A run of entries
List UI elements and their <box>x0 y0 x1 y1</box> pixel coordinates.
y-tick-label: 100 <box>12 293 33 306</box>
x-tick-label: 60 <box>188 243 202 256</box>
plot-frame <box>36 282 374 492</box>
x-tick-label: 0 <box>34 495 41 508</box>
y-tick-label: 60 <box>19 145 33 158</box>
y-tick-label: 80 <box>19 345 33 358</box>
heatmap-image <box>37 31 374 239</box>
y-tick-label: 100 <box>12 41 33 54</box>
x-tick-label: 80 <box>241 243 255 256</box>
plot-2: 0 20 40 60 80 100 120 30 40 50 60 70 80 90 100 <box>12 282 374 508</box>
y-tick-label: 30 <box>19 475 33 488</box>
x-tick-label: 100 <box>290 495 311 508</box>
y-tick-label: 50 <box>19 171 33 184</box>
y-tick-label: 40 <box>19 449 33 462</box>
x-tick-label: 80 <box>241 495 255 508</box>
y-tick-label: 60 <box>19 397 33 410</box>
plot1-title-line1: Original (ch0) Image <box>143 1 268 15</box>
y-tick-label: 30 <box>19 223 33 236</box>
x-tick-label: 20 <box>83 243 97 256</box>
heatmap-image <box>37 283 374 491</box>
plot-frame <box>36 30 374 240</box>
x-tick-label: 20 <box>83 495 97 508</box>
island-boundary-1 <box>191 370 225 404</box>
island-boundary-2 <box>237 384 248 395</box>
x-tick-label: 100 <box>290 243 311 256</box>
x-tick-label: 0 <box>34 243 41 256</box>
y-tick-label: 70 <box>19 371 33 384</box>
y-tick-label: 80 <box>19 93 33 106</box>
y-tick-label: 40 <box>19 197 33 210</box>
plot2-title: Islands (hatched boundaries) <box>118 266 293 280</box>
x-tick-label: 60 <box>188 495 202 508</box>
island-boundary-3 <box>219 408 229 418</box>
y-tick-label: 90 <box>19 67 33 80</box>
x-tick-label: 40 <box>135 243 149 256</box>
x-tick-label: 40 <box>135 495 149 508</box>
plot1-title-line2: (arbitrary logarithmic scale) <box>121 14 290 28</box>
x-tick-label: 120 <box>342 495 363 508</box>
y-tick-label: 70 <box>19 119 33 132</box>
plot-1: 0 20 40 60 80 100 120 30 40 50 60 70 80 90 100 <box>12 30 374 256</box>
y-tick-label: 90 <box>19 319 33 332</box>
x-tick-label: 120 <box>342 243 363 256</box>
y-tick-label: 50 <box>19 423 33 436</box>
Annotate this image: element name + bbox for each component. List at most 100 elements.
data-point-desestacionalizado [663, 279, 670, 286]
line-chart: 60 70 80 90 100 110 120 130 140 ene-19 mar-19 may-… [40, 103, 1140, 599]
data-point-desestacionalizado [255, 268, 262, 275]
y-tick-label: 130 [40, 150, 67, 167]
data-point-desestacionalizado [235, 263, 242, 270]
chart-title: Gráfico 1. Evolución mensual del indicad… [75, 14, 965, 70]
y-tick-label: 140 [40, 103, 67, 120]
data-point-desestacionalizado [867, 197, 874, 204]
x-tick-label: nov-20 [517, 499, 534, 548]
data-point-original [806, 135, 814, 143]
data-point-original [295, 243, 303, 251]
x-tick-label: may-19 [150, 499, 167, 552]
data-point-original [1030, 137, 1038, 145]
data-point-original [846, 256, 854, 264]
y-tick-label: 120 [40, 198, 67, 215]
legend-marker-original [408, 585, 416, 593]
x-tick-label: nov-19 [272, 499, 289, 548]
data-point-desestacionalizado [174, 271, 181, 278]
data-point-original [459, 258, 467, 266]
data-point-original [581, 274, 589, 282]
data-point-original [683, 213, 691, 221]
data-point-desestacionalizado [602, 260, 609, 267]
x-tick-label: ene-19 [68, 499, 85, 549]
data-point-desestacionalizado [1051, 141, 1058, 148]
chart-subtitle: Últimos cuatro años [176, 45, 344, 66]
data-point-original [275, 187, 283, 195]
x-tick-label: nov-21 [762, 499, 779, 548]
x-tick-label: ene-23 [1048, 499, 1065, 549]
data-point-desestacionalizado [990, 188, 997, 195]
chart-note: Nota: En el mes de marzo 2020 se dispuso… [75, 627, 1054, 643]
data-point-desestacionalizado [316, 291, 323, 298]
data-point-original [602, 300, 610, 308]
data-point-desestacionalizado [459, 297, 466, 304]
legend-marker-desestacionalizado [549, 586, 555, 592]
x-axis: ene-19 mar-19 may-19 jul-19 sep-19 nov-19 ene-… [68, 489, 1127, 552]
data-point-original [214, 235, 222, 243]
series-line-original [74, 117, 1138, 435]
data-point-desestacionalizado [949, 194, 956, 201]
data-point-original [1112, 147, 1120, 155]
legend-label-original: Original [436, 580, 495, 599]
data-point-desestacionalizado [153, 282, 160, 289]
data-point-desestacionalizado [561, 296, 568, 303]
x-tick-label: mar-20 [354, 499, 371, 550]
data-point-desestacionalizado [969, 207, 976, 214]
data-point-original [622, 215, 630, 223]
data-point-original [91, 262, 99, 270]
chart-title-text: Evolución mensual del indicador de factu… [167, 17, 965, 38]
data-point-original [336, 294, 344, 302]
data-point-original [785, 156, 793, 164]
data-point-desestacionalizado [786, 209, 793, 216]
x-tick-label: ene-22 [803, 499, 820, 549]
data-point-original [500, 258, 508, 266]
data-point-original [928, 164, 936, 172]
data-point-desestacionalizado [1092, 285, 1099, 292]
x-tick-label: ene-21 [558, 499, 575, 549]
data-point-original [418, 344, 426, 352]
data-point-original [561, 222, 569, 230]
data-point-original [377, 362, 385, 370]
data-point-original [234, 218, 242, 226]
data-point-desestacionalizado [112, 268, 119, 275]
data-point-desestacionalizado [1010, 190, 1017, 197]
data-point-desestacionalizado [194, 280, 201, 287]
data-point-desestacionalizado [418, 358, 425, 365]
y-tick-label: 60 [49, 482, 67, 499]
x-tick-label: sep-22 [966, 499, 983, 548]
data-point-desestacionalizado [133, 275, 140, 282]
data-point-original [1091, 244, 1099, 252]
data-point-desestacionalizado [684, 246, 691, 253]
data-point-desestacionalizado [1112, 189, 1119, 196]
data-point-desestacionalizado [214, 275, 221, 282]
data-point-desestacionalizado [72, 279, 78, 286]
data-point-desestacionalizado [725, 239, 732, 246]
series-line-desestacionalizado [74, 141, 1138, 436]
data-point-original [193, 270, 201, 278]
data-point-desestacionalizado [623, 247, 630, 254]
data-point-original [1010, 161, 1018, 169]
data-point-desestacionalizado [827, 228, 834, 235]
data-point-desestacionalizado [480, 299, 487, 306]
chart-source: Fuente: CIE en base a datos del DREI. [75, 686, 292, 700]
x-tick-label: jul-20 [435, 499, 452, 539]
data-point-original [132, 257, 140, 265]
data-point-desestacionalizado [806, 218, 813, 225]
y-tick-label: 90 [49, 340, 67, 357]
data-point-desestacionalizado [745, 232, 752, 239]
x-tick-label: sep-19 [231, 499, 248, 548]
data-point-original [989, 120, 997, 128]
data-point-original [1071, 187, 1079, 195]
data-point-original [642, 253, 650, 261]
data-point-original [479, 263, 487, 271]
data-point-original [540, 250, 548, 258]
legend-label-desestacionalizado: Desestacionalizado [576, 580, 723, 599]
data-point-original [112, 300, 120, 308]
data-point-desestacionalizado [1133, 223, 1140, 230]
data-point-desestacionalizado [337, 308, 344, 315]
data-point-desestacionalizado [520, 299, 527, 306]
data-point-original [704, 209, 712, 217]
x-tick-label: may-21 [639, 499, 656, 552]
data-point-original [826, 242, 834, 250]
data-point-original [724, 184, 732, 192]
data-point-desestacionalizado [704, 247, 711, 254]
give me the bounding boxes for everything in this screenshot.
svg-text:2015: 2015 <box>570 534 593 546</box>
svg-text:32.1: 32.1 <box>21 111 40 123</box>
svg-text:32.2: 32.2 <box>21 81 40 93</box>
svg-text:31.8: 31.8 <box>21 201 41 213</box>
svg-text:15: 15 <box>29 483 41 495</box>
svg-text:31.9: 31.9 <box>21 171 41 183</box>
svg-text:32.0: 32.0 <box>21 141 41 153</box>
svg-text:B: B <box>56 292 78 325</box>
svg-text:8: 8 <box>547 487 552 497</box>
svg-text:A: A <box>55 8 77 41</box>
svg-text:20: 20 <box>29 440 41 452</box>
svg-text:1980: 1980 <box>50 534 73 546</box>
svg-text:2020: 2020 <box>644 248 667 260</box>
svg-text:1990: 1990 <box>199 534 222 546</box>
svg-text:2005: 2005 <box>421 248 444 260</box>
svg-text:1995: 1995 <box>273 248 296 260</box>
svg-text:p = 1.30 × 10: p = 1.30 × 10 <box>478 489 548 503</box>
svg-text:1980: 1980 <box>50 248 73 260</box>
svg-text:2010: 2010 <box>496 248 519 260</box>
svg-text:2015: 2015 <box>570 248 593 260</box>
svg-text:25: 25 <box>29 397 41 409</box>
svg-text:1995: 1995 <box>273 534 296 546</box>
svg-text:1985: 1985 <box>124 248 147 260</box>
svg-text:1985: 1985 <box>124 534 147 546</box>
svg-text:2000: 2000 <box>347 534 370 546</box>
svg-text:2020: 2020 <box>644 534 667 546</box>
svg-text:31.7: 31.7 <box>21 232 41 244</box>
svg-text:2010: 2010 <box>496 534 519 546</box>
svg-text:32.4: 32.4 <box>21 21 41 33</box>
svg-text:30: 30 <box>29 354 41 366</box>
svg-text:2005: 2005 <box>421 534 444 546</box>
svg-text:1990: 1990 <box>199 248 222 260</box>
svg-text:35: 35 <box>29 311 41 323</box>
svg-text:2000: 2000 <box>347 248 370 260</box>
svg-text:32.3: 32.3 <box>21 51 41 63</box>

* [Short task]
Give everything from the start of the entries down to and including the line containing "x-tick-label: 80 <box>241 495 255 508</box>" as a Markdown table with the columns Row and Line, leaving out any blank lines.

* [Result below]
| Row | Line |
|---|---|
| 1 | List UI elements and their <box>x0 y0 x1 y1</box> pixel coordinates. |
| 2 | y-tick-label: 100 <box>12 293 33 306</box> |
| 3 | x-tick-label: 60 <box>188 243 202 256</box> |
| 4 | plot-frame <box>36 282 374 492</box> |
| 5 | x-tick-label: 0 <box>34 495 41 508</box> |
| 6 | y-tick-label: 60 <box>19 145 33 158</box> |
| 7 | y-tick-label: 80 <box>19 345 33 358</box> |
| 8 | heatmap-image <box>37 31 374 239</box> |
| 9 | y-tick-label: 100 <box>12 41 33 54</box> |
| 10 | x-tick-label: 80 <box>241 243 255 256</box> |
| 11 | plot-2: 0 20 40 60 80 100 120 30 40 50 60 70 80 90 100 <box>12 282 374 508</box> |
| 12 | y-tick-label: 30 <box>19 475 33 488</box> |
| 13 | x-tick-label: 100 <box>290 495 311 508</box> |
| 14 | y-tick-label: 50 <box>19 171 33 184</box> |
| 15 | y-tick-label: 40 <box>19 449 33 462</box> |
| 16 | x-tick-label: 80 <box>241 495 255 508</box> |